[Start of DATASET EXCERPTS]
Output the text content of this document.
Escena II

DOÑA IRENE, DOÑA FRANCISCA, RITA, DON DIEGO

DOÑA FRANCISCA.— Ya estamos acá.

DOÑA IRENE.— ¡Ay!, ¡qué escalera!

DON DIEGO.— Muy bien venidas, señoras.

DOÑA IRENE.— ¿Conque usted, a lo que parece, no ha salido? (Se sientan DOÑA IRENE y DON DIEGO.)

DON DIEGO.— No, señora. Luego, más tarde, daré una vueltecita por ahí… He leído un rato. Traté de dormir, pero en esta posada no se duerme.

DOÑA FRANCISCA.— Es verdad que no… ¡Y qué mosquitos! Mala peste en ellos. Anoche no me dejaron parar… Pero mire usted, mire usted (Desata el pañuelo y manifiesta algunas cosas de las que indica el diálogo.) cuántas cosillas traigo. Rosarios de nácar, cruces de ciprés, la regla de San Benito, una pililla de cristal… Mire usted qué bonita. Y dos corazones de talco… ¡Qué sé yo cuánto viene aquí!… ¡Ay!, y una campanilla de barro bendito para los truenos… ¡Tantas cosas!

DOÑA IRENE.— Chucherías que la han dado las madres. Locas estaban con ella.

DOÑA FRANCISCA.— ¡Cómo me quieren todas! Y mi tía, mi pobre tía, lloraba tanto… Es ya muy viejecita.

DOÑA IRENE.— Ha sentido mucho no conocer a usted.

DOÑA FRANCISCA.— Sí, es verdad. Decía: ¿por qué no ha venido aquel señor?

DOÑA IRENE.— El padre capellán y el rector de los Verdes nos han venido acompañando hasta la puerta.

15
[End of DATASET EXCERPTS]
BRIEF: Output all of the material, please, exactly as it stands.

TASK ANSWER:
Output the text content of this document.
Escena II

DOÑA IRENE, DOÑA FRANCISCA, RITA, DON DIEGO

DOÑA FRANCISCA.— Ya estamos acá.

DOÑA IRENE.— ¡Ay!, ¡qué escalera!

DON DIEGO.— Muy bien venidas, señoras.

DOÑA IRENE.— ¿Conque usted, a lo que parece, no ha salido? (Se sientan DOÑA IRENE y DON DIEGO.)

DON DIEGO.— No, señora. Luego, más tarde, daré una vueltecita por ahí… He leído un rato. Traté de dormir, pero en esta posada no se duerme.

DOÑA FRANCISCA.— Es verdad que no… ¡Y qué mosquitos! Mala peste en ellos. Anoche no me dejaron parar… Pero mire usted, mire usted (Desata el pañuelo y manifiesta algunas cosas de las que indica el diálogo.) cuántas cosillas traigo. Rosarios de nácar, cruces de ciprés, la regla de San Benito, una pililla de cristal… Mire usted qué bonita. Y dos corazones de talco… ¡Qué sé yo cuánto viene aquí!… ¡Ay!, y una campanilla de barro bendito para los truenos… ¡Tantas cosas!

DOÑA IRENE.— Chucherías que la han dado las madres. Locas estaban con ella.

DOÑA FRANCISCA.— ¡Cómo me quieren todas! Y mi tía, mi pobre tía, lloraba tanto… Es ya muy viejecita.

DOÑA IRENE.— Ha sentido mucho no conocer a usted.

DOÑA FRANCISCA.— Sí, es verdad. Decía: ¿por qué no ha venido aquel señor?

DOÑA IRENE.— El padre capellán y el rector de los Verdes nos han venido acompañando hasta la puerta.

15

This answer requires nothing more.